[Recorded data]
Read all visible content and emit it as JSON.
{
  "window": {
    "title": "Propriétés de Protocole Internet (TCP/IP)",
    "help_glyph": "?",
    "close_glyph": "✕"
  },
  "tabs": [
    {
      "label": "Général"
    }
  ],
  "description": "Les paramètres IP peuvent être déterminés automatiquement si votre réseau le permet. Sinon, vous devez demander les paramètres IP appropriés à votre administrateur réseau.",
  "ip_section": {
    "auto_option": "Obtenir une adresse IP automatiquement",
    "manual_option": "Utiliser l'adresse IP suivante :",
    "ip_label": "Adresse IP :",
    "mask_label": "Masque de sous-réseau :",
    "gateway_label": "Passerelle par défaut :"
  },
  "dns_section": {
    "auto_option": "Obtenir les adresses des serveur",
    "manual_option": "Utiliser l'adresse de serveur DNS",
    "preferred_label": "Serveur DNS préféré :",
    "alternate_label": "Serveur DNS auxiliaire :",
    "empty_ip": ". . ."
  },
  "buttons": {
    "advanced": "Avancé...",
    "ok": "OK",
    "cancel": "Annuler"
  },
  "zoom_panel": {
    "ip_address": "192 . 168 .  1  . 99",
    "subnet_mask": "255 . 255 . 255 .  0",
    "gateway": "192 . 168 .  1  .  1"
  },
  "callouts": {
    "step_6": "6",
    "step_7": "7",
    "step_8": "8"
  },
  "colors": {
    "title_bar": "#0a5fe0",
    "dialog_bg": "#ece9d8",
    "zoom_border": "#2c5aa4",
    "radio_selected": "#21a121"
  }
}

[WHAT YOU HAVE TO DO]: Repeat every record, exactly as written.

[CORRECT RESULT]:
Read all visible content and emit it as JSON.
{
  "window": {
    "title": "Propriétés de Protocole Internet (TCP/IP)",
    "help_glyph": "?",
    "close_glyph": "✕"
  },
  "tabs": [
    {
      "label": "Général"
    }
  ],
  "description": "Les paramètres IP peuvent être déterminés automatiquement si votre réseau le permet. Sinon, vous devez demander les paramètres IP appropriés à votre administrateur réseau.",
  "ip_section": {
    "auto_option": "Obtenir une adresse IP automatiquement",
    "manual_option": "Utiliser l'adresse IP suivante :",
    "ip_label": "Adresse IP :",
    "mask_label": "Masque de sous-réseau :",
    "gateway_label": "Passerelle par défaut :"
  },
  "dns_section": {
    "auto_option": "Obtenir les adresses des serveur",
    "manual_option": "Utiliser l'adresse de serveur DNS",
    "preferred_label": "Serveur DNS préféré :",
    "alternate_label": "Serveur DNS auxiliaire :",
    "empty_ip": ". . ."
  },
  "buttons": {
    "advanced": "Avancé...",
    "ok": "OK",
    "cancel": "Annuler"
  },
  "zoom_panel": {
    "ip_address": "192 . 168 .  1  . 99",
    "subnet_mask": "255 . 255 . 255 .  0",
    "gateway": "192 . 168 .  1  .  1"
  },
  "callouts": {
    "step_6": "6",
    "step_7": "7",
    "step_8": "8"
  },
  "colors": {
    "title_bar": "#0a5fe0",
    "dialog_bg": "#ece9d8",
    "zoom_border": "#2c5aa4",
    "radio_selected": "#21a121"
  }
}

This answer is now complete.